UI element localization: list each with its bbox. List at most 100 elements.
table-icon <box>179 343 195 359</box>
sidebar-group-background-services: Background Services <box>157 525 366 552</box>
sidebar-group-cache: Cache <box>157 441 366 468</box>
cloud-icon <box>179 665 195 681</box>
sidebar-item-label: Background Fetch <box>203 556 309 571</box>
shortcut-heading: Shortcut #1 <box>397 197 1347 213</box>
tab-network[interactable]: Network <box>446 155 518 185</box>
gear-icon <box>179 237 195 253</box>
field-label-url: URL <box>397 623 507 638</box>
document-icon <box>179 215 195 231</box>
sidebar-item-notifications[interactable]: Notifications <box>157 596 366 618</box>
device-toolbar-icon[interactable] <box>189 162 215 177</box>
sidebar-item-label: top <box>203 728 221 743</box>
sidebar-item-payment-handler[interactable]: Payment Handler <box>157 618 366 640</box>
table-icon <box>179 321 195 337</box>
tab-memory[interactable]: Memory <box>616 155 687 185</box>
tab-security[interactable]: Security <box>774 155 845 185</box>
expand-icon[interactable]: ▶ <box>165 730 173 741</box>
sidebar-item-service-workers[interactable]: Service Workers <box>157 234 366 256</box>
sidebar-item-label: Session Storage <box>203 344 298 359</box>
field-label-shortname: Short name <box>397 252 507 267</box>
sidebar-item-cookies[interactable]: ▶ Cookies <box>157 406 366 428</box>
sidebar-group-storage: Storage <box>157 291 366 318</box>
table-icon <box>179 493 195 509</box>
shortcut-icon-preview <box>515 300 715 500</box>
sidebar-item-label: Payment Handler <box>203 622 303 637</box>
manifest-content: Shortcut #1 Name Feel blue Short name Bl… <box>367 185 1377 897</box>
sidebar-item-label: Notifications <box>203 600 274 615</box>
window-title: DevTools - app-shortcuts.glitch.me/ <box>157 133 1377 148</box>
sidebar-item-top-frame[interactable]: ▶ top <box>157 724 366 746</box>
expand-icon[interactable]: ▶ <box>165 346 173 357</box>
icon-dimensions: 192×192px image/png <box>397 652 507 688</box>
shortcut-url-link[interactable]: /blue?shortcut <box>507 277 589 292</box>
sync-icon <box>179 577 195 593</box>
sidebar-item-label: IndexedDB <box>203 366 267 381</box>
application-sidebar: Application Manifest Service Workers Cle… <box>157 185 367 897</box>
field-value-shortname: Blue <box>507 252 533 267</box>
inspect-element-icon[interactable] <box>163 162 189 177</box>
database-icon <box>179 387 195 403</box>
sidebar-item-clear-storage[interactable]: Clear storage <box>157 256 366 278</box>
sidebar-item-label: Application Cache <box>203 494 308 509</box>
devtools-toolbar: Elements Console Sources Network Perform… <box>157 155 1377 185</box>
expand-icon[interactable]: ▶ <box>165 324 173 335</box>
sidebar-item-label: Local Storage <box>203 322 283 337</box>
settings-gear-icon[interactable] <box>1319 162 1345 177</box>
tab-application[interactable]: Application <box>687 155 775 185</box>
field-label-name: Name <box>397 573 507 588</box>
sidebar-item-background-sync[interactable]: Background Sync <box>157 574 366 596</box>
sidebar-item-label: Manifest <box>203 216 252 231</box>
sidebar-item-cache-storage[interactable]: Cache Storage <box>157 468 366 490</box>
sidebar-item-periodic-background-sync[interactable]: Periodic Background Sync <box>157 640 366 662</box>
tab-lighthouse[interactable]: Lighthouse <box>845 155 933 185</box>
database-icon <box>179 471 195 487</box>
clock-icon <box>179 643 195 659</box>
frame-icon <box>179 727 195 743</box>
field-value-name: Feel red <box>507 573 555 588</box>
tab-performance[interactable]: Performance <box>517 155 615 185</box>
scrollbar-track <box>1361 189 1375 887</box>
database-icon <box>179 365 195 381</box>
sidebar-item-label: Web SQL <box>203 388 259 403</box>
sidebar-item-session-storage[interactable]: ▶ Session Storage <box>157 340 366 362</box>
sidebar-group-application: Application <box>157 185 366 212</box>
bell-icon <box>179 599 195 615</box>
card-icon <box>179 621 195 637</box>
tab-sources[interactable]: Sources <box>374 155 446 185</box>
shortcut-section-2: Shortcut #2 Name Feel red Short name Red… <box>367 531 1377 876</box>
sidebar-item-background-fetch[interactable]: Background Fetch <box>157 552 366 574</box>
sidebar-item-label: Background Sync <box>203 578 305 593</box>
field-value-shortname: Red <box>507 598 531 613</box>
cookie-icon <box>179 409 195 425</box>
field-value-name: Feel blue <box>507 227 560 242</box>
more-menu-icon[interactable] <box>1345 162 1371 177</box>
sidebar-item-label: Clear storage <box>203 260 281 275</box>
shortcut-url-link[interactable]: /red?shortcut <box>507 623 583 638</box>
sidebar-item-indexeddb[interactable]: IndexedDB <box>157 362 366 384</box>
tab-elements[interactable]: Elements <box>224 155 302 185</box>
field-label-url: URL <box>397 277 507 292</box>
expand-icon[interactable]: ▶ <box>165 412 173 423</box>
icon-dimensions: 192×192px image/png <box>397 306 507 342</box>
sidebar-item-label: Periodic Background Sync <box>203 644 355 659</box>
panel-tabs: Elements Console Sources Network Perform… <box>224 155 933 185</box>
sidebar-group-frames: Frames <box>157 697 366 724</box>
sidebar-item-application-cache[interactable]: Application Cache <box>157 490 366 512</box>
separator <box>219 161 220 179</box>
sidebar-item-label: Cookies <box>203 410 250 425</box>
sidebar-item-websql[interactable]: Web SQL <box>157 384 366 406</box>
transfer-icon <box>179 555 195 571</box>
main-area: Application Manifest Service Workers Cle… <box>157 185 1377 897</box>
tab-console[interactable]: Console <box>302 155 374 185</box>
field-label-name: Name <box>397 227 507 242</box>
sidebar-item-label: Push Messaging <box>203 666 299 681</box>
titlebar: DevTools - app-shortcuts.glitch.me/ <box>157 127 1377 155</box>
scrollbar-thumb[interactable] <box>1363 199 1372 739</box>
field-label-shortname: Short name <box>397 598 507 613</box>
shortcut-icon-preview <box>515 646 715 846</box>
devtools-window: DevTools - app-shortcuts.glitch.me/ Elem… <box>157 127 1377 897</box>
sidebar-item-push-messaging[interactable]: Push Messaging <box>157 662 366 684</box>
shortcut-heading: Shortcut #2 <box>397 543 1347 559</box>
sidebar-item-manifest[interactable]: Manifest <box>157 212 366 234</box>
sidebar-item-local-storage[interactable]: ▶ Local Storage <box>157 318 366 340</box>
* * *
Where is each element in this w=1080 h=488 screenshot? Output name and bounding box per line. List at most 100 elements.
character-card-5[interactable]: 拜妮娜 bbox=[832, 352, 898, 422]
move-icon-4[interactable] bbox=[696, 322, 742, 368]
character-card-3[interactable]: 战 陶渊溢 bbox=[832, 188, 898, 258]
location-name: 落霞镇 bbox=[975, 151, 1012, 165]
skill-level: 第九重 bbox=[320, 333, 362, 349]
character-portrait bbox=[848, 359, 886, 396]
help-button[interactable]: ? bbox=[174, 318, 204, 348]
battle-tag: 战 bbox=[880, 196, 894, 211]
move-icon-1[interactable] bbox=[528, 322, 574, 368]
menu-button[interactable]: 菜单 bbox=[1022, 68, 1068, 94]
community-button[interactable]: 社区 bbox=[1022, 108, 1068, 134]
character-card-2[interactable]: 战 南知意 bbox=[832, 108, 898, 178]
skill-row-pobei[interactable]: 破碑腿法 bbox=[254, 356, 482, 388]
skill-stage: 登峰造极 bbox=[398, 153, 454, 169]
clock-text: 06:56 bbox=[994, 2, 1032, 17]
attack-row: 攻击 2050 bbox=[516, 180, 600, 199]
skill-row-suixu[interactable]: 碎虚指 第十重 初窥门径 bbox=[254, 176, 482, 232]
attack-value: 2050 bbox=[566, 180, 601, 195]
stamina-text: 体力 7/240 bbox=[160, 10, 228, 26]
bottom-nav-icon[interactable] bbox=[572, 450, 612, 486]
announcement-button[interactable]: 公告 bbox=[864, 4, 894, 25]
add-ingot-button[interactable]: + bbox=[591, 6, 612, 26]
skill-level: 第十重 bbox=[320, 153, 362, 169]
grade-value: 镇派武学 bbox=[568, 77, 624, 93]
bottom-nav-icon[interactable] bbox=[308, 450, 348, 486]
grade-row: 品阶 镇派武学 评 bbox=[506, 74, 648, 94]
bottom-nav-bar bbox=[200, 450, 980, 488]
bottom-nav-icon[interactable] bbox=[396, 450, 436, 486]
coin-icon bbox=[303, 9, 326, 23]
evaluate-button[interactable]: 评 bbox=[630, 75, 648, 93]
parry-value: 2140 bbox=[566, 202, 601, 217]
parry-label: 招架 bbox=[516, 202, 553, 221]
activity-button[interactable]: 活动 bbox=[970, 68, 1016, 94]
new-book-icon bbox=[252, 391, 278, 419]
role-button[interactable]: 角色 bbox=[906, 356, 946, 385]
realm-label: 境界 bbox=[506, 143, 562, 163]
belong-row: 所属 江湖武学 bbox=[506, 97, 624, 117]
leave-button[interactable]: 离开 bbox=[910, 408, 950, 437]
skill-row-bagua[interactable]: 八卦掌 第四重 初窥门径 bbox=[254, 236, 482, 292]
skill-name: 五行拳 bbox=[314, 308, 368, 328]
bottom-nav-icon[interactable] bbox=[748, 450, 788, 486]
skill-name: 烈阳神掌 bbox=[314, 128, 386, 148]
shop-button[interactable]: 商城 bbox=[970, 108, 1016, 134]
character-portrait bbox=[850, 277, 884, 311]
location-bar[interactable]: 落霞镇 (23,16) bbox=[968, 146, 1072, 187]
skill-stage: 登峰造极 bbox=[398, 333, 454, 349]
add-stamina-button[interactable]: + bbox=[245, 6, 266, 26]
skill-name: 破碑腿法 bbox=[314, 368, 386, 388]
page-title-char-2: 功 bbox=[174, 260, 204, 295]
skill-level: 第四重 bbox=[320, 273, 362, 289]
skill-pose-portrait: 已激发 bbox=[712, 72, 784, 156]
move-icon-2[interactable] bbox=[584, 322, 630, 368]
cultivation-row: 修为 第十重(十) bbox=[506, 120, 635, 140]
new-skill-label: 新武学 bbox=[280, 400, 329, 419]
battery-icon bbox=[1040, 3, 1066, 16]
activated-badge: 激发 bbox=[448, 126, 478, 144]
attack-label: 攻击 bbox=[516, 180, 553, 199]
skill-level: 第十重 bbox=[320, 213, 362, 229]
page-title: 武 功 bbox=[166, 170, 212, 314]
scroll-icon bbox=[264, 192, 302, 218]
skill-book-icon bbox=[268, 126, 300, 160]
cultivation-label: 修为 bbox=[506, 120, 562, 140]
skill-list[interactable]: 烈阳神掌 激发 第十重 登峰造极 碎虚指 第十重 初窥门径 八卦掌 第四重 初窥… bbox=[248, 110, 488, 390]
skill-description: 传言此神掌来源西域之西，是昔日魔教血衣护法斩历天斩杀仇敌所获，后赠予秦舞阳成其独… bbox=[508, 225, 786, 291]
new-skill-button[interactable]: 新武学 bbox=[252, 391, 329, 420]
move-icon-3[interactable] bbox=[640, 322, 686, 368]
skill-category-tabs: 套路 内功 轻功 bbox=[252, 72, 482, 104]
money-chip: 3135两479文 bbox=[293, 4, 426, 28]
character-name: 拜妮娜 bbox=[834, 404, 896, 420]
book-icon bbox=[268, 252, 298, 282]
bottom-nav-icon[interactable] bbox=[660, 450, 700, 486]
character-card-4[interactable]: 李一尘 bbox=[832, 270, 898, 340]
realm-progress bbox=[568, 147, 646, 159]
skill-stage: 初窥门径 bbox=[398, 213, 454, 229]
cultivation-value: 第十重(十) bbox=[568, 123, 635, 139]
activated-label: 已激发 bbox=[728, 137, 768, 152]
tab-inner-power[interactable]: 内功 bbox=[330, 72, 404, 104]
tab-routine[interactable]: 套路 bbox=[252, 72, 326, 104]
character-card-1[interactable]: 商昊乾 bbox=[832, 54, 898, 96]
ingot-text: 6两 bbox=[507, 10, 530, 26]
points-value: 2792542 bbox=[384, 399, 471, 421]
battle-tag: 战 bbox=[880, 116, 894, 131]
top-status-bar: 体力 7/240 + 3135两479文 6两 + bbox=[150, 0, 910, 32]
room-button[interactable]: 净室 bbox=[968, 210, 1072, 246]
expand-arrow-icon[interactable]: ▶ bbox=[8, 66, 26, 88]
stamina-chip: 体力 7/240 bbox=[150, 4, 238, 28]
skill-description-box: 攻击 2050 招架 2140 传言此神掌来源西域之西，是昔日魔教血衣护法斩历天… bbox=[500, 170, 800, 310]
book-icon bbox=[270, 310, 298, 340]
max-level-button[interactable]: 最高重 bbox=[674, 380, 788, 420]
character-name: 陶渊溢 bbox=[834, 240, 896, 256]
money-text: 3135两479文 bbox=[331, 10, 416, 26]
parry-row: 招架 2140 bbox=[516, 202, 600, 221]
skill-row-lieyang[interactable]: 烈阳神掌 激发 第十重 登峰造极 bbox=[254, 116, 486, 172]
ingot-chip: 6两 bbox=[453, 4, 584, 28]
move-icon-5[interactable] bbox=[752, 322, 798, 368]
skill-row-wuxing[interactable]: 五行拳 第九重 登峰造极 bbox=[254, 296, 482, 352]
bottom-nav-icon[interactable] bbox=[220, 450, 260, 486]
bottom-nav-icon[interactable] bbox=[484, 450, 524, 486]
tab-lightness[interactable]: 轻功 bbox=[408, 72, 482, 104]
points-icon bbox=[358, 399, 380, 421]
* * *
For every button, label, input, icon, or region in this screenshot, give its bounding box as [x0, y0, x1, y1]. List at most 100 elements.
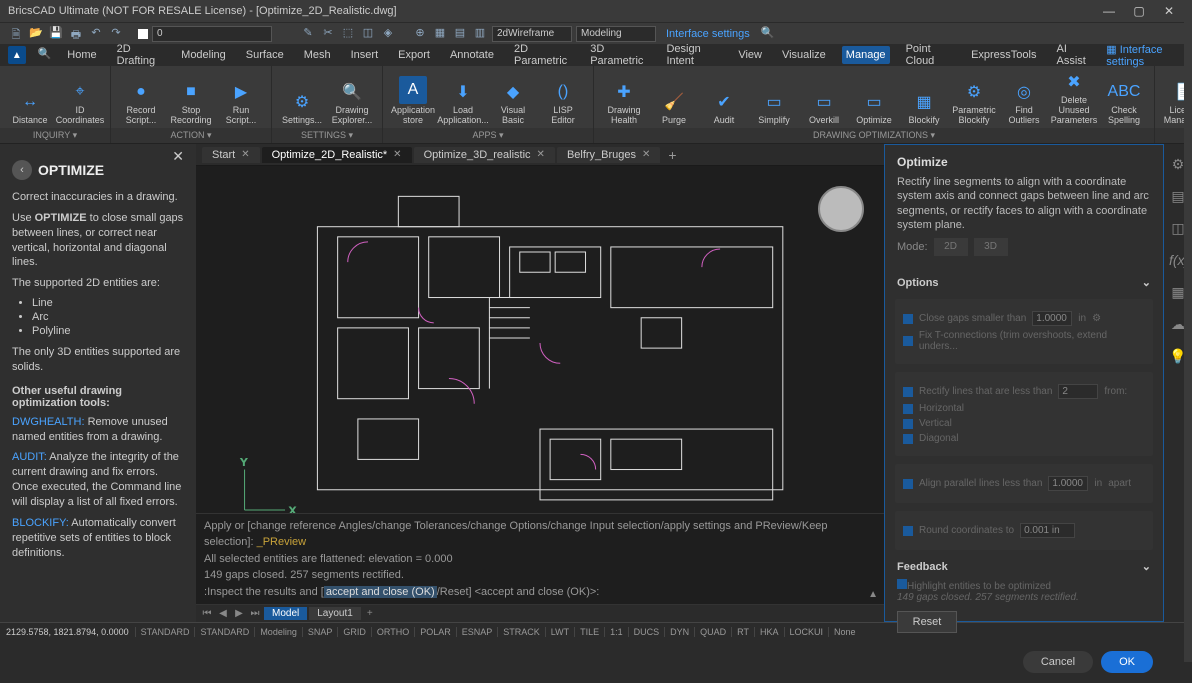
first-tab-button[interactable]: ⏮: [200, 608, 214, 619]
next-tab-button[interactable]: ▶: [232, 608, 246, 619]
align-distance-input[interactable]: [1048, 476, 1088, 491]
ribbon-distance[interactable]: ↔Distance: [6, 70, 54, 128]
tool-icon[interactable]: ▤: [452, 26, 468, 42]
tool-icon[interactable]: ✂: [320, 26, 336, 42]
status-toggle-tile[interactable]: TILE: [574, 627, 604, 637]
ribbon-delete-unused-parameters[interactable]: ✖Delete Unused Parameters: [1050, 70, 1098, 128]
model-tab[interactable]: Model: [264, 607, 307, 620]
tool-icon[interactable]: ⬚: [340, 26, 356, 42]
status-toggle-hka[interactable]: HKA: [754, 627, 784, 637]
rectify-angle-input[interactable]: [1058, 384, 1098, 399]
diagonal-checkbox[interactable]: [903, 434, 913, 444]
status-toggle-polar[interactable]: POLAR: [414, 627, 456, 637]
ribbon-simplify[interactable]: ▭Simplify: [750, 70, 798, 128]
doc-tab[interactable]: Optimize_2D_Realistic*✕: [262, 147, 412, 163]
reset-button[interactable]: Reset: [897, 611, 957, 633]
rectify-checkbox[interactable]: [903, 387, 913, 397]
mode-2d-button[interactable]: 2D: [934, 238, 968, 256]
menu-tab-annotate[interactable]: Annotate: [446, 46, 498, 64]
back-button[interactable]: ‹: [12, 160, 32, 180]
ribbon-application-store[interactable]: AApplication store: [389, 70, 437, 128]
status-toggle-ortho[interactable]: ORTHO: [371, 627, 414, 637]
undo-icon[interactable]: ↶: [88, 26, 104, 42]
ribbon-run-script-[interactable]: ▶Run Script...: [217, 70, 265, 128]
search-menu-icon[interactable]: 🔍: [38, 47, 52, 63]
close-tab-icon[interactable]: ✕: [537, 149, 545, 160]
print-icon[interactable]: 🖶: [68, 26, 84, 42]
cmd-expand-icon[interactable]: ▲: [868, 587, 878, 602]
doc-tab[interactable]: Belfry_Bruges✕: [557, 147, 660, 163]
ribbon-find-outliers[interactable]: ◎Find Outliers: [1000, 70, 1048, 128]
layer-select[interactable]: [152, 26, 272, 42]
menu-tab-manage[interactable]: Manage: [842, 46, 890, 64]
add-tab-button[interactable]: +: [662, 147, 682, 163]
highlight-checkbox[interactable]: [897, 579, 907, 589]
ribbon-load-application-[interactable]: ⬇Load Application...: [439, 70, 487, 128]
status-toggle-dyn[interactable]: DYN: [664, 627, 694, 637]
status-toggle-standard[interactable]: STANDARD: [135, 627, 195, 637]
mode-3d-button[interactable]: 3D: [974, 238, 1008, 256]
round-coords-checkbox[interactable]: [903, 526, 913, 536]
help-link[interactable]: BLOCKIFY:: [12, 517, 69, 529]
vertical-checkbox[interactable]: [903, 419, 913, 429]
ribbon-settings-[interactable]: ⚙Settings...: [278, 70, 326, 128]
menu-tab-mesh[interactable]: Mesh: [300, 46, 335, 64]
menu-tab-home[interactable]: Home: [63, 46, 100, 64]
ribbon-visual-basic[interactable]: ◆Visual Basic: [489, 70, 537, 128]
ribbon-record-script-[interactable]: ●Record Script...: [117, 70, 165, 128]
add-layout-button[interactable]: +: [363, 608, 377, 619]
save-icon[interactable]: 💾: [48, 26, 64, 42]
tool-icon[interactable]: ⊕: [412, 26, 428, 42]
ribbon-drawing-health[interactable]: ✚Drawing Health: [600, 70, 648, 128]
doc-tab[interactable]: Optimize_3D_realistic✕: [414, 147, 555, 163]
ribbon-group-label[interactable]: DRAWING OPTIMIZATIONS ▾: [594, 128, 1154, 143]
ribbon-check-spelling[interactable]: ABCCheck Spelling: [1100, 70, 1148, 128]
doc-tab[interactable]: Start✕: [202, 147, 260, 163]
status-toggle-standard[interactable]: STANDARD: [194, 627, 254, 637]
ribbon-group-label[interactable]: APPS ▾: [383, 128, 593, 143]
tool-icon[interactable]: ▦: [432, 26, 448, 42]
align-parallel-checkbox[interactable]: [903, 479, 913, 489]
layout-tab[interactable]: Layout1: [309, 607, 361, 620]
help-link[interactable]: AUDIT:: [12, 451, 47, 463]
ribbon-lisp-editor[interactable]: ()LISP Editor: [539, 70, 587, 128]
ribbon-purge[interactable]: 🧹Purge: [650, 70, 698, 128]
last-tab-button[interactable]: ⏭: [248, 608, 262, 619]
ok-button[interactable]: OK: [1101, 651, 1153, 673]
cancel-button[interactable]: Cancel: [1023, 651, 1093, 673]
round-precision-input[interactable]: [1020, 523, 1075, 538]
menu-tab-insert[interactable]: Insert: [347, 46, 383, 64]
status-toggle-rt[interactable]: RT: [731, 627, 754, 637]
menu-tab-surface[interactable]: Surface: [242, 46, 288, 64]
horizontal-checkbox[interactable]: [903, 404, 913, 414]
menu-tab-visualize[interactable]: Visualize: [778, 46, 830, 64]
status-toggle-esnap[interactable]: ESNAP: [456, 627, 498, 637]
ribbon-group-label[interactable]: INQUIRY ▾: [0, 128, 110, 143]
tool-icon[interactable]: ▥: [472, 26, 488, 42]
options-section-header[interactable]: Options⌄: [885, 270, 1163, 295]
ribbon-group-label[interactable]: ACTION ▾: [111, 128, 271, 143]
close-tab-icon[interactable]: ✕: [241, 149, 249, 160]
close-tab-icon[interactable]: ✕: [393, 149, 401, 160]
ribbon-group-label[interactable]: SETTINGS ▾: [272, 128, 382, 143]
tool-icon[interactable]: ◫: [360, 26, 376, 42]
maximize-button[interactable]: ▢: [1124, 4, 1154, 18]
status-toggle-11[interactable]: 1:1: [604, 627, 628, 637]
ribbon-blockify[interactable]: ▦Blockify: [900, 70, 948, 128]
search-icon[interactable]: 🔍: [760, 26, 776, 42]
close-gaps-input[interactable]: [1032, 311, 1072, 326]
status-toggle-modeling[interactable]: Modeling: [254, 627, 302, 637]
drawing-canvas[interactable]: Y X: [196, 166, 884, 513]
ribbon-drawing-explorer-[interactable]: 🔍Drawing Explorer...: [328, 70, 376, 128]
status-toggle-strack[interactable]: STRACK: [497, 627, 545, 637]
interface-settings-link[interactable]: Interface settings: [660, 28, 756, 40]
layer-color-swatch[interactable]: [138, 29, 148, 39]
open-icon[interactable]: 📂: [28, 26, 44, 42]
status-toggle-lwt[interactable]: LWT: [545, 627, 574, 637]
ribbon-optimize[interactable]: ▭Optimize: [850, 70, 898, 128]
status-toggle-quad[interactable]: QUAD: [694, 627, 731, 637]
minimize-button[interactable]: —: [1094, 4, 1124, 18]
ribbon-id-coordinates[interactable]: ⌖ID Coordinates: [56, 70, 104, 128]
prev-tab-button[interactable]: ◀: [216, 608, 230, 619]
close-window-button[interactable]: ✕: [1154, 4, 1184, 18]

▶ _GIVEN INSTRUCTION_
Reproduce the lines verbatim, starting with the line that contains "Where is each" and continuing through the line that contains "bottom-nav-icon[interactable] bbox=[308, 450, 348, 486]", including both of those lines.

▶ _FINISHED EXERCISE_
Where is each element in this w=1080 h=488 screenshot? Output name and bounding box per line. List at most 100 elements.
character-card-5[interactable]: 拜妮娜 bbox=[832, 352, 898, 422]
move-icon-4[interactable] bbox=[696, 322, 742, 368]
character-card-3[interactable]: 战 陶渊溢 bbox=[832, 188, 898, 258]
location-name: 落霞镇 bbox=[975, 151, 1012, 165]
skill-level: 第九重 bbox=[320, 333, 362, 349]
character-portrait bbox=[848, 359, 886, 396]
help-button[interactable]: ? bbox=[174, 318, 204, 348]
battle-tag: 战 bbox=[880, 196, 894, 211]
move-icon-1[interactable] bbox=[528, 322, 574, 368]
menu-button[interactable]: 菜单 bbox=[1022, 68, 1068, 94]
community-button[interactable]: 社区 bbox=[1022, 108, 1068, 134]
character-card-2[interactable]: 战 南知意 bbox=[832, 108, 898, 178]
skill-row-pobei[interactable]: 破碑腿法 bbox=[254, 356, 482, 388]
skill-stage: 登峰造极 bbox=[398, 153, 454, 169]
clock-text: 06:56 bbox=[994, 2, 1032, 17]
attack-row: 攻击 2050 bbox=[516, 180, 600, 199]
skill-row-suixu[interactable]: 碎虚指 第十重 初窥门径 bbox=[254, 176, 482, 232]
attack-value: 2050 bbox=[566, 180, 601, 195]
stamina-text: 体力 7/240 bbox=[160, 10, 228, 26]
bottom-nav-icon[interactable] bbox=[572, 450, 612, 486]
announcement-button[interactable]: 公告 bbox=[864, 4, 894, 25]
add-ingot-button[interactable]: + bbox=[591, 6, 612, 26]
skill-level: 第十重 bbox=[320, 153, 362, 169]
grade-value: 镇派武学 bbox=[568, 77, 624, 93]
bottom-nav-icon[interactable] bbox=[308, 450, 348, 486]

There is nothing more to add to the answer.